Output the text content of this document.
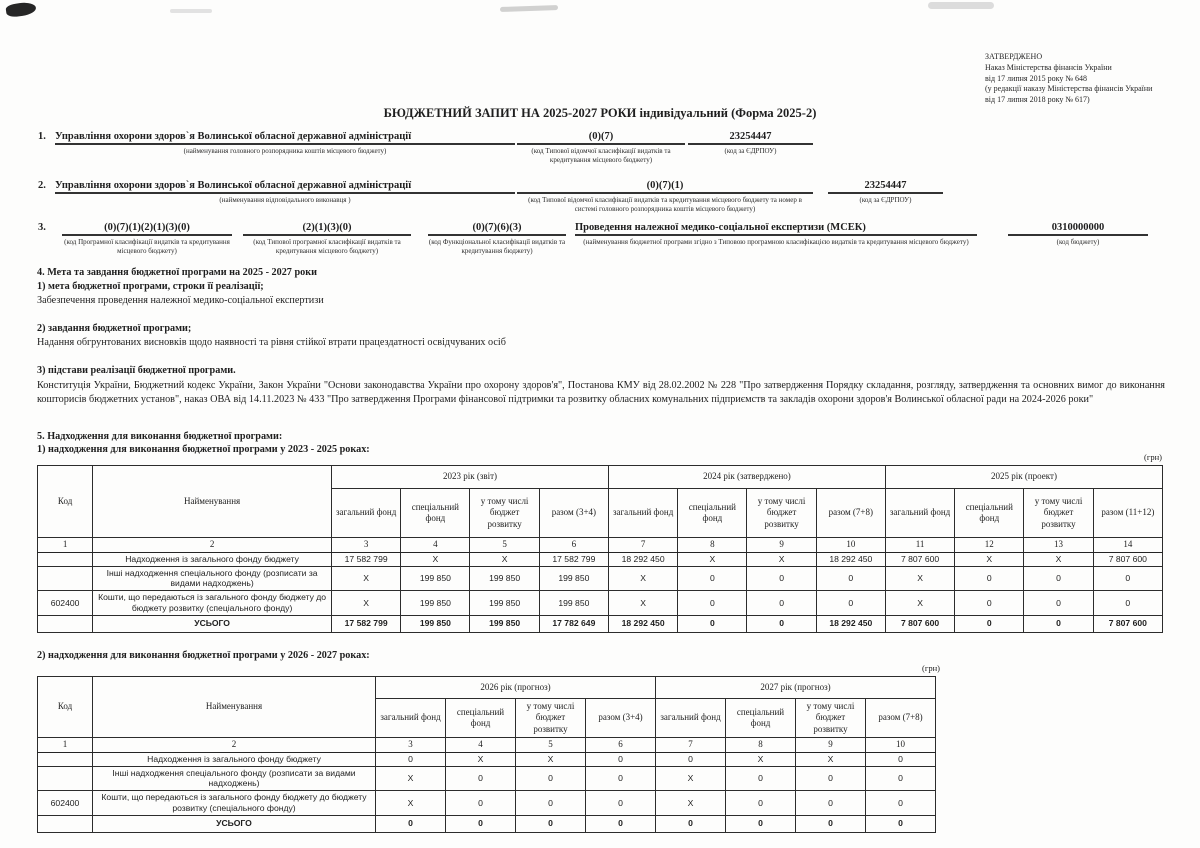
ЗАТВЕРДЖЕНО
Наказ Міністерства фінансів України
від 17 липня 2015 року № 648
(у редакції наказу Міністерства фінансів України
від 17 липня 2018 року № 617)
БЮДЖЕТНИЙ ЗАПИТ НА 2025-2027 РОКИ індивідуальний (Форма 2025-2)
1. Управління охорони здоров`я Волинської обласної державної адміністрації
(найменування головного розпорядника коштів місцевого бюджету)
(0)(7)
(код Типової відомчої класифікації видатків та кредитування місцевого бюджету)
23254447
(код за ЄДРПОУ)
2. Управління охорони здоров`я Волинської обласної державної адміністрації
(найменування відповідального виконавця )
(0)(7)(1)
(код Типової відомчої класифікації видатків та кредитування місцевого бюджету та номер в системі головного розпорядника коштів місцевого бюджету)
23254447
(код за ЄДРПОУ)
3.	(0)(7)(1)(2)(1)(3)(0)
(код Програмної класифікації видатків та кредитування місцевого бюджету)
(2)(1)(3)(0)
(код Типової програмної класифікації видатків та кредитування місцевого бюджету)
(0)(7)(6)(3)
(код Функціональної класифікації видатків та кредитування бюджету)
Проведення належної медико-соціальної експертизи (МСЕК)
(найменування бюджетної програми згідно з Типовою програмною класифікацією видатків та кредитування місцевого бюджету)
0310000000
(код бюджету)
4. Мета та завдання бюджетної програми на 2025 - 2027 роки
1) мета бюджетної програми, строки її реалізації;
Забезпечення проведення належної медико-соціальної експертизи
2) завдання бюджетної програми;
Надання обгрунтованих висновків щодо наявності та рівня стійкої втрати працездатності освідчуваних осіб
3) підстави реалізації бюджетної програми.
Конституція України, Бюджетний кодекс України, Закон України "Основи законодавства України про охорону здоров'я", Постанова КМУ від 28.02.2002 № 228 "Про затвердження Порядку складання, розгляду, затвердження та основних вимог до виконання кошторисів бюджетних установ", наказ ОВА від 14.11.2023 № 433 "Про затвердження Програми фінансової підтримки та розвитку обласних комунальних підприємств та закладів охорони здоров'я Волинської обласної ради на 2024-2026 роки"
5. Надходження для виконання бюджетної програми:
1) надходження для виконання бюджетної програми у 2023 - 2025 роках:
(грн)
Код	Найменування	2023 рік (звіт)				2024 рік (затверджено)				2025 рік (проект)			
		загальний фонд	спеціальний фонд	у тому числі бюджет розвитку	разом (3+4)	загальний фонд	спеціальний фонд	у тому числі бюджет розвитку	разом (7+8)	загальний фонд	спеціальний фонд	у тому числі бюджет розвитку	разом (11+12)
1	2	3	4	5	6	7	8	9	10	11	12	13	14
	Надходження із загального фонду бюджету	17 582 799	X	X	17 582 799	18 292 450	X	X	18 292 450	7 807 600	X	X	7 807 600
	Інші надходження спеціального фонду (розписати за видами надходжень)	X	199 850	199 850	199 850	X	0	0	0	X	0	0	0
602400	Кошти, що передаються із загального фонду бюджету до бюджету розвитку (спеціального фонду)	X	199 850	199 850	199 850	X	0	0	0	X	0	0	0
	УСЬОГО	17 582 799	199 850	199 850	17 782 649	18 292 450	0	0	18 292 450	7 807 600	0	0	7 807 600
2) надходження для виконання бюджетної програми у 2026 - 2027 роках:
(грн)
Код	Найменування	2026 рік (прогноз)				2027 рік (прогноз)			
		загальний фонд	спеціальний фонд	у тому числі бюджет розвитку	разом (3+4)	загальний фонд	спеціальний фонд	у тому числі бюджет розвитку	разом (7+8)
1	2	3	4	5	6	7	8	9	10
	Надходження із загального фонду бюджету	0	X	X	0	0	X	X	0
	Інші надходження спеціального фонду (розписати за видами надходжень)	X	0	0	0	X	0	0	0
602400	Кошти, що передаються із загального фонду бюджету до бюджету розвитку (спеціального фонду)	X	0	0	0	X	0	0	0
	УСЬОГО	0	0	0	0	0	0	0	0
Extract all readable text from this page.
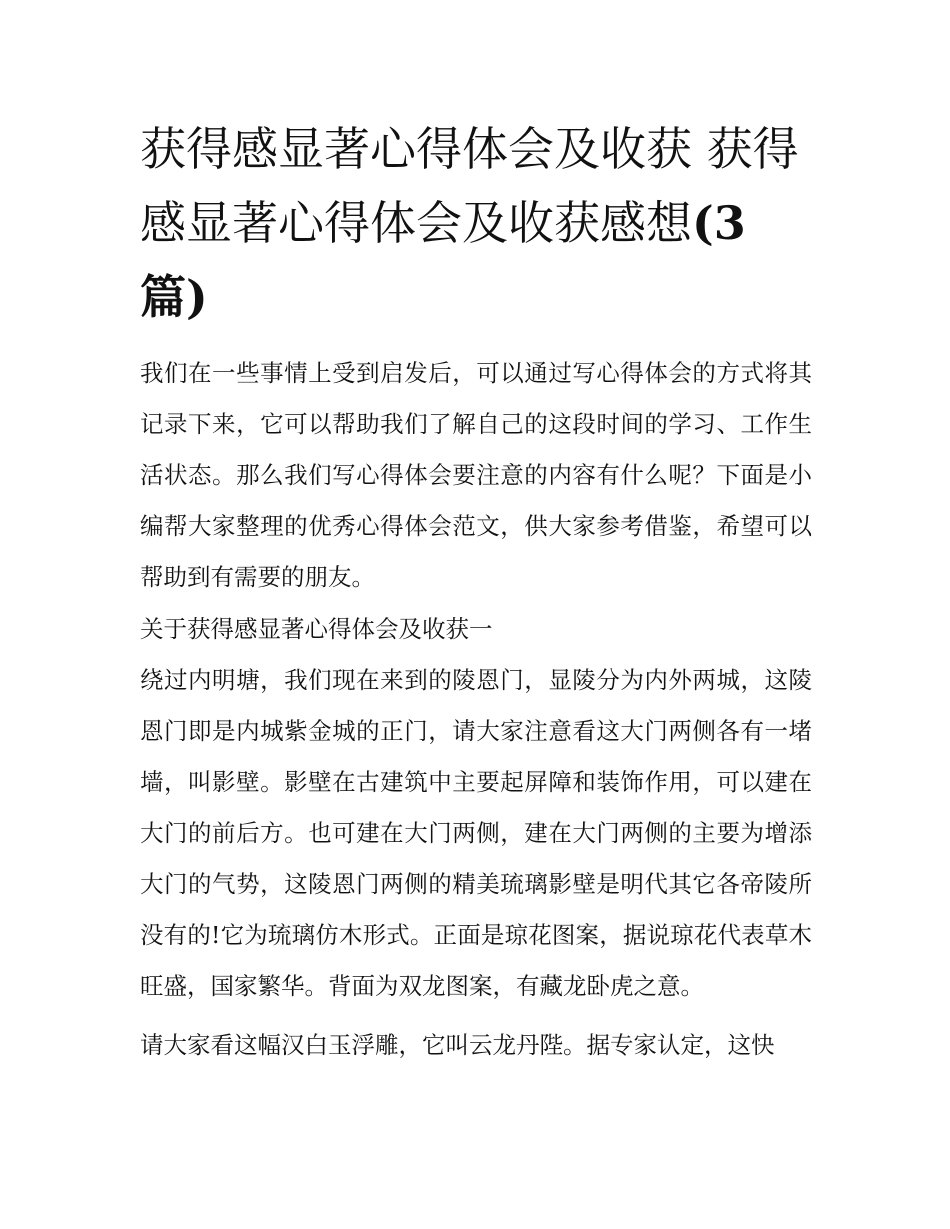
获得感显著心得体会及收获 获得感显著心得体会及收获感想(3篇)

我们在一些事情上受到启发后，可以通过写心得体会的方式将其记录下来，它可以帮助我们了解自己的这段时间的学习、工作生活状态。那么我们写心得体会要注意的内容有什么呢？下面是小编帮大家整理的优秀心得体会范文，供大家参考借鉴，希望可以帮助到有需要的朋友。

关于获得感显著心得体会及收获一

绕过内明塘，我们现在来到的陵恩门，显陵分为内外两城，这陵恩门即是内城紫金城的正门，请大家注意看这大门两侧各有一堵墙，叫影壁。影壁在古建筑中主要起屏障和装饰作用，可以建在大门的前后方。也可建在大门两侧，建在大门两侧的主要为增添大门的气势，这陵恩门两侧的精美琉璃影壁是明代其它各帝陵所没有的!它为琉璃仿木形式。正面是琼花图案，据说琼花代表草木旺盛，国家繁华。背面为双龙图案，有藏龙卧虎之意。

请大家看这幅汉白玉浮雕，它叫云龙丹陛。据专家认定，这快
____
### [Problem statement]
List all lines above in which the string "this" appears.

### [The solution]
Output the text content of this document.
Extract all readable text from this page.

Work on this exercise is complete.